What to produce:
Write the material out again in full, word for word. Do not include the pictures.

Source records:
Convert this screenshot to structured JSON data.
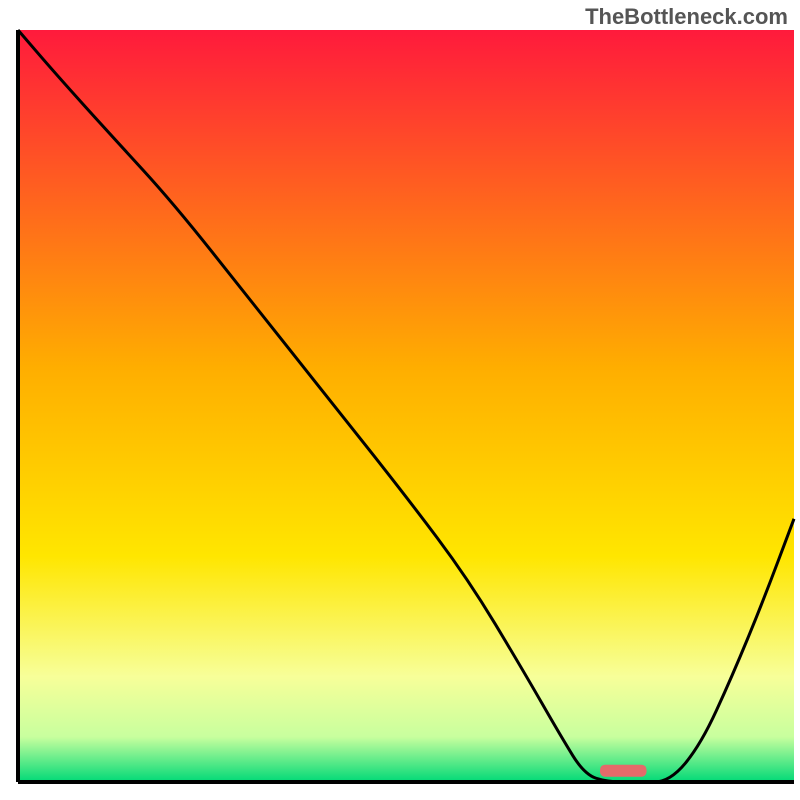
{
  "watermark": "TheBottleneck.com",
  "chart_data": {
    "type": "line",
    "title": "",
    "xlabel": "",
    "ylabel": "",
    "xlim": [
      0,
      100
    ],
    "ylim": [
      0,
      100
    ],
    "grid": false,
    "legend": false,
    "background_gradient": {
      "stops": [
        {
          "offset": 0.0,
          "color": "#ff1a3c"
        },
        {
          "offset": 0.45,
          "color": "#ffae00"
        },
        {
          "offset": 0.7,
          "color": "#ffe600"
        },
        {
          "offset": 0.86,
          "color": "#f7ff99"
        },
        {
          "offset": 0.94,
          "color": "#c8ff9e"
        },
        {
          "offset": 1.0,
          "color": "#00d977"
        }
      ]
    },
    "series": [
      {
        "name": "bottleneck-curve",
        "color": "#000000",
        "x": [
          0,
          5,
          12,
          20,
          30,
          40,
          50,
          58,
          65,
          70,
          73,
          76,
          80,
          84,
          88,
          92,
          96,
          100
        ],
        "y": [
          100,
          94,
          86,
          77,
          64,
          51,
          38,
          27,
          15,
          6,
          1,
          0,
          0,
          0,
          5,
          14,
          24,
          35
        ]
      }
    ],
    "marker": {
      "name": "optimal-point",
      "x": 78,
      "y": 1.5,
      "width": 6,
      "color": "#e46a6a"
    },
    "annotations": []
  }
}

Answer to the task:
Convert this screenshot to structured JSON data.
{
  "watermark": "TheBottleneck.com",
  "chart_data": {
    "type": "line",
    "title": "",
    "xlabel": "",
    "ylabel": "",
    "xlim": [
      0,
      100
    ],
    "ylim": [
      0,
      100
    ],
    "grid": false,
    "legend": false,
    "background_gradient": {
      "stops": [
        {
          "offset": 0.0,
          "color": "#ff1a3c"
        },
        {
          "offset": 0.45,
          "color": "#ffae00"
        },
        {
          "offset": 0.7,
          "color": "#ffe600"
        },
        {
          "offset": 0.86,
          "color": "#f7ff99"
        },
        {
          "offset": 0.94,
          "color": "#c8ff9e"
        },
        {
          "offset": 1.0,
          "color": "#00d977"
        }
      ]
    },
    "series": [
      {
        "name": "bottleneck-curve",
        "color": "#000000",
        "x": [
          0,
          5,
          12,
          20,
          30,
          40,
          50,
          58,
          65,
          70,
          73,
          76,
          80,
          84,
          88,
          92,
          96,
          100
        ],
        "y": [
          100,
          94,
          86,
          77,
          64,
          51,
          38,
          27,
          15,
          6,
          1,
          0,
          0,
          0,
          5,
          14,
          24,
          35
        ]
      }
    ],
    "marker": {
      "name": "optimal-point",
      "x": 78,
      "y": 1.5,
      "width": 6,
      "color": "#e46a6a"
    },
    "annotations": []
  }
}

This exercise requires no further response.